Tuliskan ulang secara persis bagian kutipan dokumen tentang hukum memilih anggota dewan dalam Islam, mulai dari "Sebagaimana setiap muslim" sampai dengan "(QS, 99: 7-8)".

- **Kutipan Dokumen**:
****
Terlebih jika ada beberapa orang pergi dan mendaftarkan dirinya untuk menjadi anggota dewan, atau memilih anggota dewan untuk menduduki jabatan di legislatif (DPR/MPR), ini jelas-jelas sebuah kemusyrikan dalam Islam. Sebuah perkara, pada kenyataannya dalam pandangan Islam wajib diketahui dan tidak terdapat perbedaan pendapat dalam soal tersebut. Bagaimana mungkin seorang muslim yang mengatakan bahwa bahwa tidak ada Pembuat Hukum selain Allah SWT yang diikuti kalimat “Laa ilaha illallah” dan kemudian dia memilih seseorang untuk mengesahkan pemerintahan dan hukum kufur ? Lebih baik jika tauhid setiap muslim dipergunakan untuk menjaga kesucian Allah SWT semata-mata, yaitu untuk mentaati, untuk beribadah, dan semata-mata mengikuti perintahnya.
Sebagaimana setiap muslim tahu, Allah SWT memiliki 99 nama (Asmaul Husna) kemudian ini akan membuat 99 jalan bagi seorang seseorang untuk menjadi kafir jika dia menyekutukan sesuatu atau seseorang dengan nama Allah SWT. Salah satu contoh, nama Allah SWT adalah “Al-Hakim” yang artinya Allah SWT adalah satu-satunya pembuat hukum. Dan jika anda menyetujui seseorang untuk melakukan apa yang menjadi sifat dan hak Allah SWT, maka anda akan menjadi musyrik.
Lebih jauh, Allah SWT berfirman dalam Al-Qur`an :
“Barangsiapa berbuat kebaikan seberat atom (biji sawi), Allah SWT akan melihatnya. Dan barangsiapa berbuat kejahatan sebesar atom sekalipun, Allah akan melihatnya.” (QS, 99: 7-8)
Dalam tafsir Al-Qurthubi, tentang ayat di atas, kata “kebaikan” berdasar syariat. Dalam peryataannya tentang ayat tersebut, Abdullah Ibn Abbas r.a. berkata, jika kamu memilih itu tidak akan diterima sebagai amal baikmu, karena hal ini sama sekali bukan berdasarkan syariat. Hanya perbuatan-perbuatan yang berdasarkan syariat saja yang diterima Allah SWT dan sesungguhnya Rosulullah Muhammad SAW, teladan kita, tidak pernah memilih siapapun dalam parlemen Quraisy pada masa beliau, seperti memilih Abu Lahab atau Abu Jahal!
Insyaallah, jika seorang muslim membaca dan memahami ayat “Qul Huwallahu ahad”, maka Allah SWT akan memberi cahaya dengan sebuah pemahaman yang benar dalam hatinya, bahwa hanya Allah SWT sajalah yang menjadi pembuat hukum. Apa yang disebut syirik adalah beribadah kepada selain Al-Khaliq, mentaati atau mengikuti kepada selain-Nya. Hanya ada satu tujuan kita beribadah, mengikuti dan mentaati Allah SWT semata.
****
Entri elemen beranotasi:
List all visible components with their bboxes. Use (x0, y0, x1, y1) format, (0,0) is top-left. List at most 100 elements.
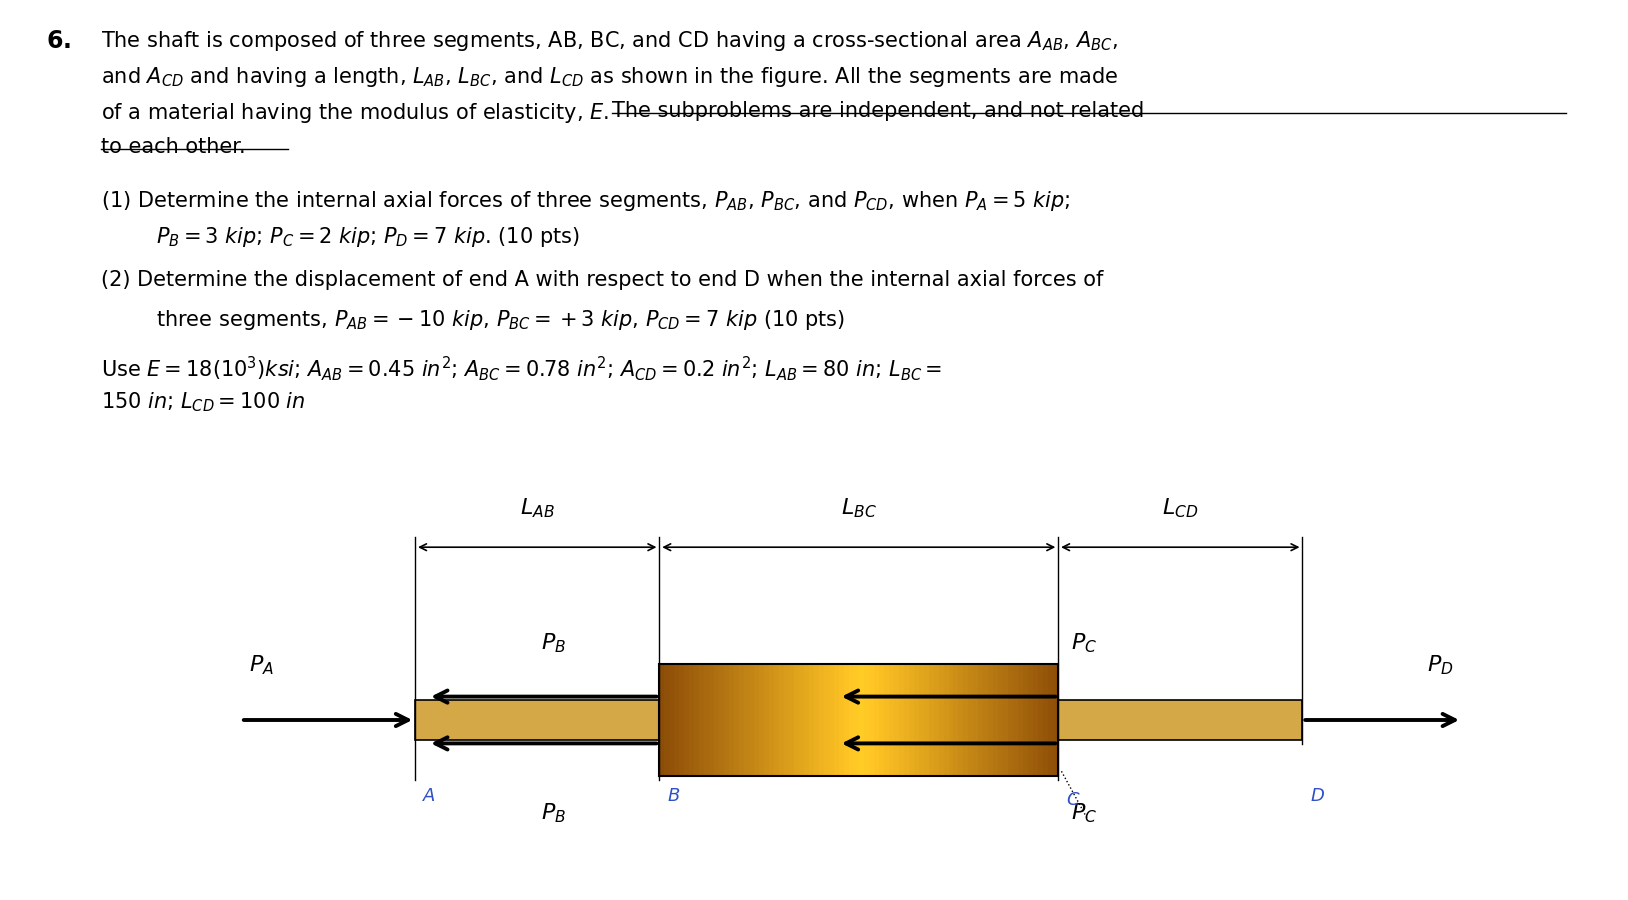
Bar (879, 664, 884, 776)
Bar (834, 664, 840, 776)
Bar (913, 664, 920, 776)
Bar (759, 664, 765, 776)
Bar (794, 664, 799, 776)
Bar (785, 664, 790, 776)
Bar (964, 664, 969, 776)
Bar (664, 664, 671, 776)
Text: $150$ $in$; $L_{CD} = 100$ $in$: $150$ $in$; $L_{CD} = 100$ $in$ (101, 391, 306, 414)
Bar (799, 664, 804, 776)
Bar (933, 664, 939, 776)
Bar (720, 664, 724, 776)
Bar (710, 664, 715, 776)
Text: Use $E = 18(10^3)ksi$; $A_{AB} = 0.45$ $in^2$; $A_{BC} = 0.78$ $in^2$; $A_{CD} =: Use $E = 18(10^3)ksi$; $A_{AB} = 0.45$ $… (101, 355, 943, 383)
Bar (705, 664, 710, 776)
Bar (689, 664, 695, 776)
Bar (724, 664, 729, 776)
Bar (734, 664, 739, 776)
Text: of a material having the modulus of elasticity, $E$.: of a material having the modulus of elas… (101, 101, 610, 125)
Bar (669, 664, 676, 776)
Bar (739, 664, 746, 776)
Bar (809, 664, 814, 776)
Bar (874, 664, 879, 776)
Text: $P_C$: $P_C$ (1071, 801, 1097, 824)
Bar (1003, 664, 1009, 776)
Bar (843, 664, 850, 776)
Bar (864, 664, 869, 776)
Text: (1) Determine the internal axial forces of three segments, $P_{AB}$, $P_{BC}$, a: (1) Determine the internal axial forces … (101, 189, 1071, 213)
Bar (998, 664, 1004, 776)
Bar (659, 664, 1058, 776)
Bar (904, 664, 910, 776)
Bar (1048, 664, 1053, 776)
Text: The subproblems are independent, and not related: The subproblems are independent, and not… (612, 101, 1144, 121)
Text: $L_{BC}$: $L_{BC}$ (840, 497, 877, 520)
Bar (744, 664, 751, 776)
Text: $P_B = 3$ $kip$; $P_C = 2$ $kip$; $P_D = 7$ $kip$. (10 pts): $P_B = 3$ $kip$; $P_C = 2$ $kip$; $P_D =… (156, 225, 580, 249)
Bar (819, 664, 825, 776)
Bar (780, 664, 785, 776)
Bar (978, 664, 985, 776)
Bar (848, 664, 855, 776)
Text: C: C (1066, 791, 1079, 809)
Bar (949, 664, 954, 776)
Bar (889, 664, 894, 776)
Text: $L_{CD}$: $L_{CD}$ (1162, 497, 1198, 520)
Bar (684, 664, 690, 776)
Bar (838, 664, 845, 776)
Text: $P_A$: $P_A$ (249, 653, 274, 677)
Text: $P_C$: $P_C$ (1071, 632, 1097, 655)
Bar (829, 664, 835, 776)
Bar (415, 700, 659, 740)
Bar (804, 664, 809, 776)
Bar (729, 664, 734, 776)
Bar (923, 664, 930, 776)
Bar (768, 664, 775, 776)
Bar (1008, 664, 1014, 776)
Bar (659, 664, 666, 776)
Bar (749, 664, 755, 776)
Bar (969, 664, 974, 776)
Text: $P_D$: $P_D$ (1428, 653, 1454, 677)
Bar (764, 664, 770, 776)
Bar (918, 664, 925, 776)
Bar (884, 664, 889, 776)
Bar (853, 664, 860, 776)
Bar (1019, 664, 1024, 776)
Text: $P_B$: $P_B$ (540, 632, 567, 655)
Text: D: D (1311, 787, 1325, 805)
Bar (679, 664, 685, 776)
Bar (974, 664, 980, 776)
Text: $\mathbf{6.}$: $\mathbf{6.}$ (46, 29, 70, 53)
Bar (1024, 664, 1029, 776)
Bar (694, 664, 700, 776)
Bar (938, 664, 944, 776)
Bar (773, 664, 780, 776)
Bar (908, 664, 915, 776)
Bar (1044, 664, 1048, 776)
Bar (1034, 664, 1039, 776)
Bar (860, 664, 864, 776)
Bar (790, 664, 794, 776)
Text: to each other.: to each other. (101, 137, 246, 157)
Bar (983, 664, 990, 776)
Bar (715, 664, 720, 776)
Bar (899, 664, 905, 776)
Bar (674, 664, 681, 776)
Bar (1013, 664, 1019, 776)
Bar (869, 664, 874, 776)
Bar (824, 664, 830, 776)
Text: $L_{AB}$: $L_{AB}$ (519, 497, 555, 520)
Bar (959, 664, 964, 776)
Bar (1039, 664, 1044, 776)
Bar (954, 664, 959, 776)
Text: The shaft is composed of three segments, AB, BC, and CD having a cross-sectional: The shaft is composed of three segments,… (101, 29, 1118, 53)
Text: and $A_{CD}$ and having a length, $L_{AB}$, $L_{BC}$, and $L_{CD}$ as shown in t: and $A_{CD}$ and having a length, $L_{AB… (101, 65, 1118, 89)
Bar (754, 664, 760, 776)
Bar (1058, 700, 1302, 740)
Bar (944, 664, 949, 776)
Bar (993, 664, 1000, 776)
Text: $P_B$: $P_B$ (540, 801, 567, 824)
Text: (2) Determine the displacement of end A with respect to end D when the internal : (2) Determine the displacement of end A … (101, 270, 1104, 290)
Bar (700, 664, 705, 776)
Bar (1053, 664, 1060, 776)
****
- **Hasil Tugas**:
Sebagaimana setiap muslim tahu, Allah SWT memiliki 99 nama (Asmaul Husna) kemudian ini akan membuat 99 jalan bagi seorang seseorang untuk menjadi kafir jika dia menyekutukan sesuatu atau seseorang dengan nama Allah SWT. Salah satu contoh, nama Allah SWT adalah “Al-Hakim” yang artinya Allah SWT adalah satu-satunya pembuat hukum. Dan jika anda menyetujui seseorang untuk melakukan apa yang menjadi sifat dan hak Allah SWT, maka anda akan menjadi musyrik.
Lebih jauh, Allah SWT berfirman dalam Al-Qur`an :
“Barangsiapa berbuat kebaikan seberat atom (biji sawi), Allah SWT akan melihatnya. Dan barangsiapa berbuat kejahatan sebesar atom sekalipun, Allah akan melihatnya.” (QS, 99: 7-8)